RECORDS FOR PROCESSING =

↓↓↓

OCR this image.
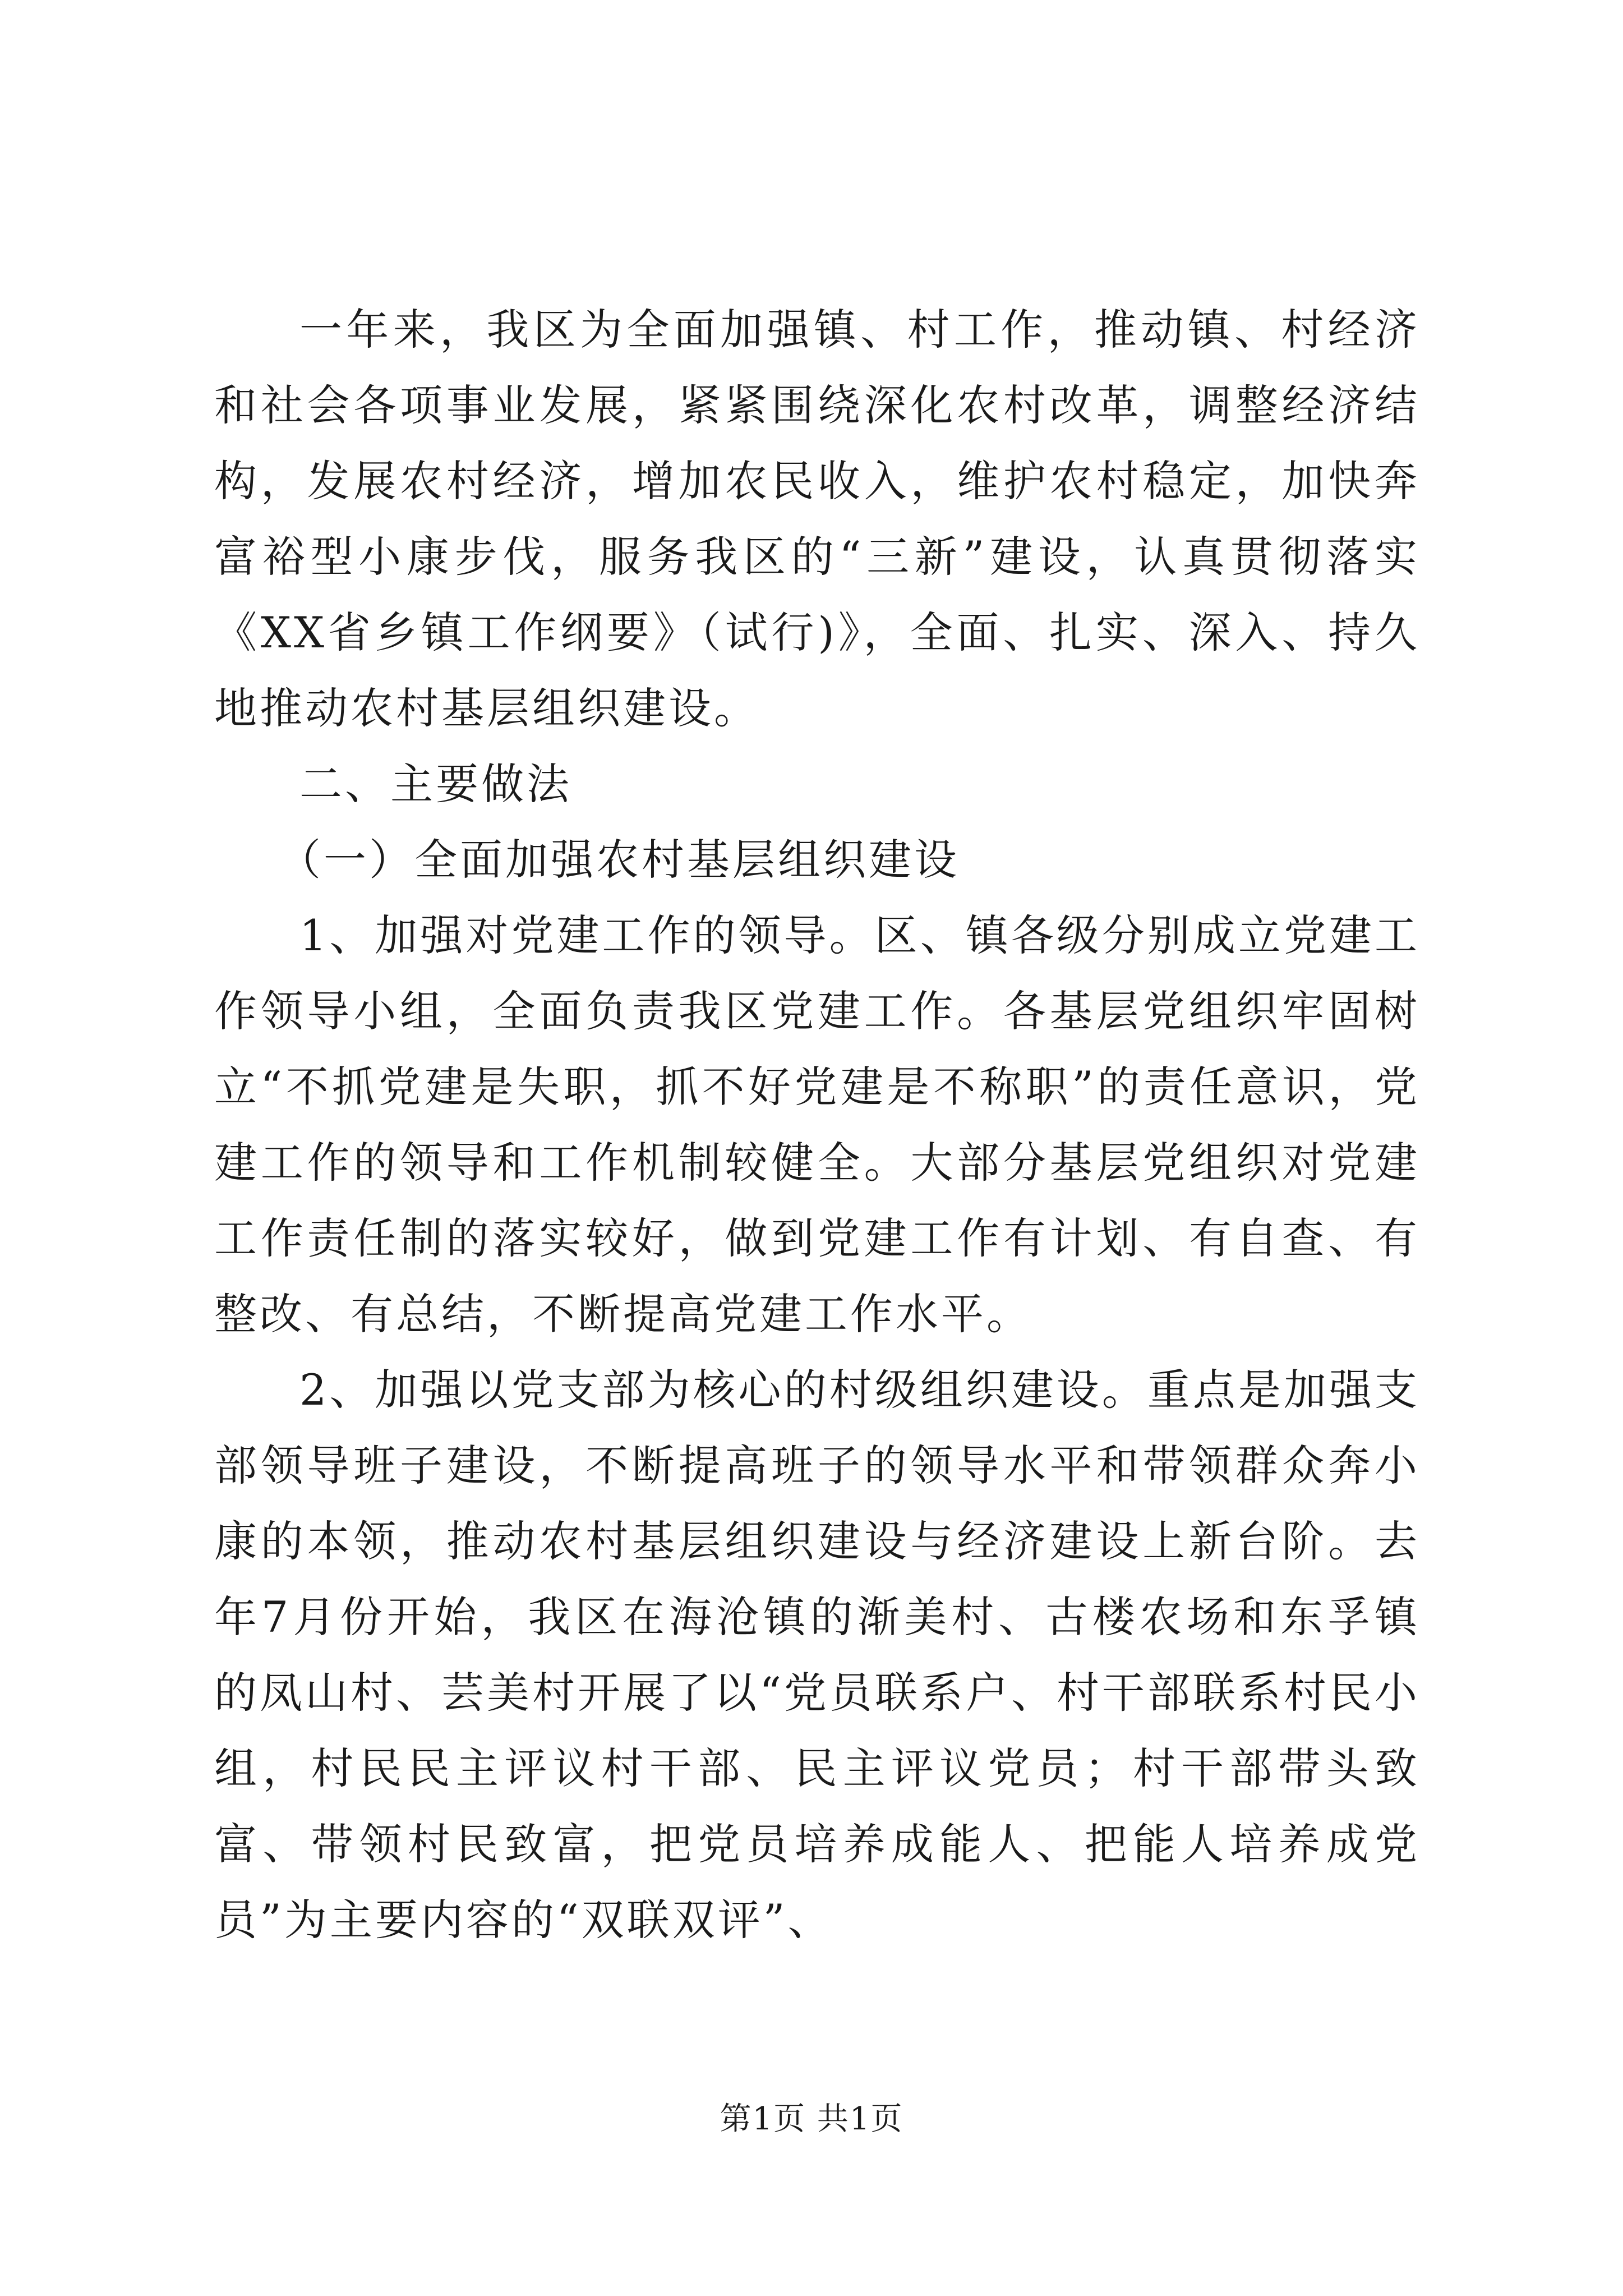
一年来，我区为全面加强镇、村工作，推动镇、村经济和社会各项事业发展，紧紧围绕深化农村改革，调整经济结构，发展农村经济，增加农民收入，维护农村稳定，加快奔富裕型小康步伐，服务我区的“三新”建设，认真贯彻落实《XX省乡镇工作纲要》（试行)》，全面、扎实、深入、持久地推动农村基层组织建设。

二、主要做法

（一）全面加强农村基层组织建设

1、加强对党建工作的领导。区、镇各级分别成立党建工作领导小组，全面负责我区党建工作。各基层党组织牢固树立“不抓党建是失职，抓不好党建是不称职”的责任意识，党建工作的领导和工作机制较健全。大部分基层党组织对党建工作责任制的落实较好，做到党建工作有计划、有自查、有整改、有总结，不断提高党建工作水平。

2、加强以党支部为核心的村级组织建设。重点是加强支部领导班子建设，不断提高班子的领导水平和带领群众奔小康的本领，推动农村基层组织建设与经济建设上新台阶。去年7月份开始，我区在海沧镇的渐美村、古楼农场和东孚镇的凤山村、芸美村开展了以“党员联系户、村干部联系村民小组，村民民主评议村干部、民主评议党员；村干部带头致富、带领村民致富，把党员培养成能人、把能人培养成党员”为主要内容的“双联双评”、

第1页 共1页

↑↑↑

Copy the material shown above in full and exactly. Skip the pictures.

WRITTEN REPLY =
OCR this image.
一年来，我区为全面加强镇、村工作，推动镇、村经济和社会各项事业发展，紧紧围绕深化农村改革，调整经济结构，发展农村经济，增加农民收入，维护农村稳定，加快奔富裕型小康步伐，服务我区的“三新”建设，认真贯彻落实《XX省乡镇工作纲要》（试行)》，全面、扎实、深入、持久地推动农村基层组织建设。

二、主要做法

（一）全面加强农村基层组织建设

1、加强对党建工作的领导。区、镇各级分别成立党建工作领导小组，全面负责我区党建工作。各基层党组织牢固树立“不抓党建是失职，抓不好党建是不称职”的责任意识，党建工作的领导和工作机制较健全。大部分基层党组织对党建工作责任制的落实较好，做到党建工作有计划、有自查、有整改、有总结，不断提高党建工作水平。

2、加强以党支部为核心的村级组织建设。重点是加强支部领导班子建设，不断提高班子的领导水平和带领群众奔小康的本领，推动农村基层组织建设与经济建设上新台阶。去年7月份开始，我区在海沧镇的渐美村、古楼农场和东孚镇的凤山村、芸美村开展了以“党员联系户、村干部联系村民小组，村民民主评议村干部、民主评议党员；村干部带头致富、带领村民致富，把党员培养成能人、把能人培养成党员”为主要内容的“双联双评”、

第1页 共1页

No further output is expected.